Work instructions ▸ Output the full listing word for word.

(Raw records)
• • • • •

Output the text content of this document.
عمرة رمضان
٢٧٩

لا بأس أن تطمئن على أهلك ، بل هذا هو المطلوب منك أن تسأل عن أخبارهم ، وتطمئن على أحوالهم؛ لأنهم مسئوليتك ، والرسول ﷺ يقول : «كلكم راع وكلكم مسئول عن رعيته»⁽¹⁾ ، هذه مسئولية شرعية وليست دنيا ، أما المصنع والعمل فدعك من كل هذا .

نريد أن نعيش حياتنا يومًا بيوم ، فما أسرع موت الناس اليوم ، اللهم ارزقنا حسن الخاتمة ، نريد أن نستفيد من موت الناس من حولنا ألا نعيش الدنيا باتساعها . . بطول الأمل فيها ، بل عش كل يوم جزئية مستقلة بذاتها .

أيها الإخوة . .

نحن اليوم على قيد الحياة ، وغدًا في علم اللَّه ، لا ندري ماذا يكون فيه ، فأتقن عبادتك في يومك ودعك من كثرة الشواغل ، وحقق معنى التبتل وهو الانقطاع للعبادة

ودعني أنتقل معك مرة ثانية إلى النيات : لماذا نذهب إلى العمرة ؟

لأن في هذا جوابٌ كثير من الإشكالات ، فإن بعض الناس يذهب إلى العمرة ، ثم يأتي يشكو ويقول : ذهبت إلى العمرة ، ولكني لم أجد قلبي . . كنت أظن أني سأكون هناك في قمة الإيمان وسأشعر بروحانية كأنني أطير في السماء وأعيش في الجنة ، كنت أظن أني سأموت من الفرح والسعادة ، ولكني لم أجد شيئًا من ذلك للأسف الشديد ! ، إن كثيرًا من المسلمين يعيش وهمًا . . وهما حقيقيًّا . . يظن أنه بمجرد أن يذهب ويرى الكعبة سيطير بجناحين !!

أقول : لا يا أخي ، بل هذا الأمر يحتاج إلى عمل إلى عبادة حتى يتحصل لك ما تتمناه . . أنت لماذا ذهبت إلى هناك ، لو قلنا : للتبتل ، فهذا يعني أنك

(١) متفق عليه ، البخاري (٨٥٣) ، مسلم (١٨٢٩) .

• • • • •

The solution ▸
Output the text content of this document.
عمرة رمضان
٢٧٩

لا بأس أن تطمئن على أهلك ، بل هذا هو المطلوب منك أن تسأل عن أخبارهم ، وتطمئن على أحوالهم؛ لأنهم مسئوليتك ، والرسول ﷺ يقول : «كلكم راع وكلكم مسئول عن رعيته»⁽¹⁾ ، هذه مسئولية شرعية وليست دنيا ، أما المصنع والعمل فدعك من كل هذا .

نريد أن نعيش حياتنا يومًا بيوم ، فما أسرع موت الناس اليوم ، اللهم ارزقنا حسن الخاتمة ، نريد أن نستفيد من موت الناس من حولنا ألا نعيش الدنيا باتساعها . . بطول الأمل فيها ، بل عش كل يوم جزئية مستقلة بذاتها .

أيها الإخوة . .

نحن اليوم على قيد الحياة ، وغدًا في علم اللَّه ، لا ندري ماذا يكون فيه ، فأتقن عبادتك في يومك ودعك من كثرة الشواغل ، وحقق معنى التبتل وهو الانقطاع للعبادة

ودعني أنتقل معك مرة ثانية إلى النيات : لماذا نذهب إلى العمرة ؟

لأن في هذا جوابٌ كثير من الإشكالات ، فإن بعض الناس يذهب إلى العمرة ، ثم يأتي يشكو ويقول : ذهبت إلى العمرة ، ولكني لم أجد قلبي . . كنت أظن أني سأكون هناك في قمة الإيمان وسأشعر بروحانية كأنني أطير في السماء وأعيش في الجنة ، كنت أظن أني سأموت من الفرح والسعادة ، ولكني لم أجد شيئًا من ذلك للأسف الشديد ! ، إن كثيرًا من المسلمين يعيش وهمًا . . وهما حقيقيًّا . . يظن أنه بمجرد أن يذهب ويرى الكعبة سيطير بجناحين !!

أقول : لا يا أخي ، بل هذا الأمر يحتاج إلى عمل إلى عبادة حتى يتحصل لك ما تتمناه . . أنت لماذا ذهبت إلى هناك ، لو قلنا : للتبتل ، فهذا يعني أنك

(١) متفق عليه ، البخاري (٨٥٣) ، مسلم (١٨٢٩) .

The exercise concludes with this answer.